━━ RAW RECORDS

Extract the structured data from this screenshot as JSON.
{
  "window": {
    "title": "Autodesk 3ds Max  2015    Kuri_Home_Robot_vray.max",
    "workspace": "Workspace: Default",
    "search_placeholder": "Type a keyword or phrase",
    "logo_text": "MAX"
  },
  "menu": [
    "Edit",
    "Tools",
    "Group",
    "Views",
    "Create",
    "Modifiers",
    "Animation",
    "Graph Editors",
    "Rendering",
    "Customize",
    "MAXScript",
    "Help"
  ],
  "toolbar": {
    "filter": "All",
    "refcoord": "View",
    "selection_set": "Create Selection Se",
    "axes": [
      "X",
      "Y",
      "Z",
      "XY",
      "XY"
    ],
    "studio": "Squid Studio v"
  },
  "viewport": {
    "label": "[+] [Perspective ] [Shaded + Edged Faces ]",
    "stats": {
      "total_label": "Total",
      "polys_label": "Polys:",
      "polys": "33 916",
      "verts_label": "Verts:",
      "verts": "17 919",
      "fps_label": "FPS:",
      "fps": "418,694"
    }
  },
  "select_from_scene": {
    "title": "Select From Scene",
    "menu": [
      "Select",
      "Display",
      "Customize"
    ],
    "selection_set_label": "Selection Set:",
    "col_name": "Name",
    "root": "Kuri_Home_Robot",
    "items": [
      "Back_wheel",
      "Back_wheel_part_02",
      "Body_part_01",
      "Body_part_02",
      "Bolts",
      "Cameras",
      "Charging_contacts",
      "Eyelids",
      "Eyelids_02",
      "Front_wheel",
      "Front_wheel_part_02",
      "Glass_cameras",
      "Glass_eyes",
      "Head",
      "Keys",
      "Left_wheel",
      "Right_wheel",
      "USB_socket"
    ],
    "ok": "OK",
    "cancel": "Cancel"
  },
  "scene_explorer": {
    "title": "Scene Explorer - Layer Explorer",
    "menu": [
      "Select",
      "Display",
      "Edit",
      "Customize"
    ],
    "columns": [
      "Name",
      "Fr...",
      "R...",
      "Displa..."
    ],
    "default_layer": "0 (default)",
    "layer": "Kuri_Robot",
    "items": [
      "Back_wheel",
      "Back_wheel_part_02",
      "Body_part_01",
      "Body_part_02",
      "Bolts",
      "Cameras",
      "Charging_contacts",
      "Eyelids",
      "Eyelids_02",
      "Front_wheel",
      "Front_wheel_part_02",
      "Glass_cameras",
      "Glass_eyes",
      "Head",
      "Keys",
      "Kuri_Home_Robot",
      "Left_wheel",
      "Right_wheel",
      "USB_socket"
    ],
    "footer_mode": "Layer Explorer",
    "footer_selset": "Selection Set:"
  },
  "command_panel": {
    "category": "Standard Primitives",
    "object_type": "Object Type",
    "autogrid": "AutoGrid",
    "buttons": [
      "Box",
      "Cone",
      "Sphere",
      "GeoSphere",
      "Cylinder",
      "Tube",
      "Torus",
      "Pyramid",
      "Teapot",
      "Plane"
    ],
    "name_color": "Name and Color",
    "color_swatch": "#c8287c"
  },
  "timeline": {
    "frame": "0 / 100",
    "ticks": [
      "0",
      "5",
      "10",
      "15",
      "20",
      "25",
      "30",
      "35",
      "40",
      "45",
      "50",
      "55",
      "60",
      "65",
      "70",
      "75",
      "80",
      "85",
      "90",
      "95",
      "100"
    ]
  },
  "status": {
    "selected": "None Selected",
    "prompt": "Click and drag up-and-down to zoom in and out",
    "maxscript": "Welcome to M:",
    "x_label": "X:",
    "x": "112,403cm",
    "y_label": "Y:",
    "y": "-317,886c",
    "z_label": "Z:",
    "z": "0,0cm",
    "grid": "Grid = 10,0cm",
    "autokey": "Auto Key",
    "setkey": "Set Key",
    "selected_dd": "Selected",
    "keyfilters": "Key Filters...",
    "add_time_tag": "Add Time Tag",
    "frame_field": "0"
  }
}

━━━━

### WHAT IS NEEDED
Copy out every line of the listing that includes the string "Selected".

### EXERCISE RESULT
    "selected": "None Selected",
    "selected_dd": "Selected",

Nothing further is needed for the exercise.